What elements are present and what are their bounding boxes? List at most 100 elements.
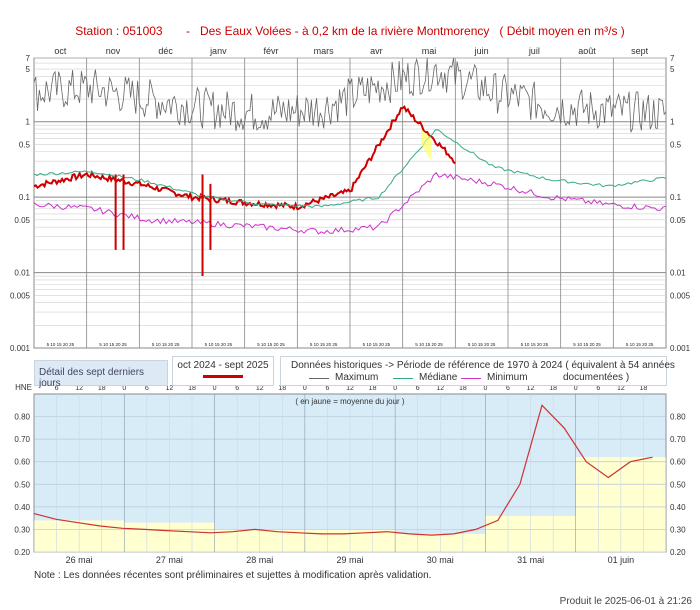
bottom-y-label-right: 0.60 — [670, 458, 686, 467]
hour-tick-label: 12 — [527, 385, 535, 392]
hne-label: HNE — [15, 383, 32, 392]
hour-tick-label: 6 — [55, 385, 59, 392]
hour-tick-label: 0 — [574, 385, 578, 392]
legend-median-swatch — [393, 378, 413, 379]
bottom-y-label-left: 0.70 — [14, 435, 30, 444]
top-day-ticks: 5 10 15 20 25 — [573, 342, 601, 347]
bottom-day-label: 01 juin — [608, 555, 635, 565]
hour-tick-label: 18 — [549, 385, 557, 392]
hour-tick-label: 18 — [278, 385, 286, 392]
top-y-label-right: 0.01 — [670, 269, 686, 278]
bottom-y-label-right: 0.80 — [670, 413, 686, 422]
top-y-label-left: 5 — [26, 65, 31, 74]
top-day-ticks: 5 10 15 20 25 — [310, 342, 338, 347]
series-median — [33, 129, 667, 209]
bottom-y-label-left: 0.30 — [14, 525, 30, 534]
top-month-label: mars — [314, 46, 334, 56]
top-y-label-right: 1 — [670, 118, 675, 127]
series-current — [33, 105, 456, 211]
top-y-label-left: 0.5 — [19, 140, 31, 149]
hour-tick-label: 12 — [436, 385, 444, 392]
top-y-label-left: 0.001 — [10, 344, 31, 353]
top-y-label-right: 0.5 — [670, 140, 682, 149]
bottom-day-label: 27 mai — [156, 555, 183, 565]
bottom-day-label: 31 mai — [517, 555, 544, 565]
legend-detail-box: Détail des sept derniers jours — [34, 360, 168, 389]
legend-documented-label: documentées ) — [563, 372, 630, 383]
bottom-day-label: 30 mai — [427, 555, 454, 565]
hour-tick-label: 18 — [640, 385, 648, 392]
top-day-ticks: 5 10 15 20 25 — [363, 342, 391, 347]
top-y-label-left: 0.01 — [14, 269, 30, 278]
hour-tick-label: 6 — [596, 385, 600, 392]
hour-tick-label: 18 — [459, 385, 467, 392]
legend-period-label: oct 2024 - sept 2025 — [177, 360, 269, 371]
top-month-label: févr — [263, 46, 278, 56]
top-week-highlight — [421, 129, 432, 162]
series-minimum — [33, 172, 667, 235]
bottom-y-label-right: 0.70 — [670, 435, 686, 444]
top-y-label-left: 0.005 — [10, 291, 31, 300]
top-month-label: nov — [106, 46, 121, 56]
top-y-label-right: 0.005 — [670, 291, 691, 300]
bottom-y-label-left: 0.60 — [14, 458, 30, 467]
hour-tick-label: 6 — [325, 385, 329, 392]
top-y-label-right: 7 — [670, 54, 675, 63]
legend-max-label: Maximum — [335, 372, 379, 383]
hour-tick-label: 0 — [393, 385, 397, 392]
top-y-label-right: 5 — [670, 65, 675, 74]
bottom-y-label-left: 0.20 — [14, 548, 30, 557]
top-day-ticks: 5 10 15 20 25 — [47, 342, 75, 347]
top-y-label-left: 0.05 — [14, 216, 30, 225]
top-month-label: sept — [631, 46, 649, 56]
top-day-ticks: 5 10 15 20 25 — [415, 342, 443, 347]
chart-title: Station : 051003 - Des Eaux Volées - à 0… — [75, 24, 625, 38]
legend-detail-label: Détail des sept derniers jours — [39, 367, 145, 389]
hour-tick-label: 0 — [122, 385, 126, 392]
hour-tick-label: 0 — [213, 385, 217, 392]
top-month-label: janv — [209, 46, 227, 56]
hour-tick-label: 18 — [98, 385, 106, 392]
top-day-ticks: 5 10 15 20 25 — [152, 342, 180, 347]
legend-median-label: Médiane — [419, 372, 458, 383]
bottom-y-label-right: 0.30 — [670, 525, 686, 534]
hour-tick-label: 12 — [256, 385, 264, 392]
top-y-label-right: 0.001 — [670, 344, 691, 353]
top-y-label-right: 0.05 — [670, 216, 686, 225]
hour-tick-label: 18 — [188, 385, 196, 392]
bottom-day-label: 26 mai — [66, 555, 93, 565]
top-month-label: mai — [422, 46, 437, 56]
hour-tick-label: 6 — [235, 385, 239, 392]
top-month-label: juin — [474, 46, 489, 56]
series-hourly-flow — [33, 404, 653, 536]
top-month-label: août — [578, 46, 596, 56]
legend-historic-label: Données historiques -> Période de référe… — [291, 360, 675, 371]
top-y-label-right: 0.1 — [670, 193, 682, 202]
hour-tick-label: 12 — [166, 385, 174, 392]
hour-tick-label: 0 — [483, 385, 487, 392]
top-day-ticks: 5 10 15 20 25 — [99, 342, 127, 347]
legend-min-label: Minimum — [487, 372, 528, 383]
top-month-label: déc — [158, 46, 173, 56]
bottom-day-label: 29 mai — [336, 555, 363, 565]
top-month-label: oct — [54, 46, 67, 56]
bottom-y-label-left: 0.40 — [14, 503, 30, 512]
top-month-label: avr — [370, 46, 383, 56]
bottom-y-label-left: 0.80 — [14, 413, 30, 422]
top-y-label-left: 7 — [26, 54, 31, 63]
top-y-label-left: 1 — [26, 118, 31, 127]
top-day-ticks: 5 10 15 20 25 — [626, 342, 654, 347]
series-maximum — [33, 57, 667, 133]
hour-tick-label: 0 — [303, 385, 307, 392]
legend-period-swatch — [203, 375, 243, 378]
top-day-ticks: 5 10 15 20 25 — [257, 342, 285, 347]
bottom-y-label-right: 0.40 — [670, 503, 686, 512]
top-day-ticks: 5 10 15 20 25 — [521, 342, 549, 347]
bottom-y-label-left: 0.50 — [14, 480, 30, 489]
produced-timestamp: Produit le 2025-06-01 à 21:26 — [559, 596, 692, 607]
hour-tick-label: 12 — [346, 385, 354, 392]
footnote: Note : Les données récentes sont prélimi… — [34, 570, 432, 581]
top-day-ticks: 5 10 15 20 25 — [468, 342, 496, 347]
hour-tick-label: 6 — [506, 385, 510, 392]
○ ○ ○ ○
__Exercise goal__: How many lines in the entries above contain the word "derniers"? Reply with the number only.

__Complete answer__: 2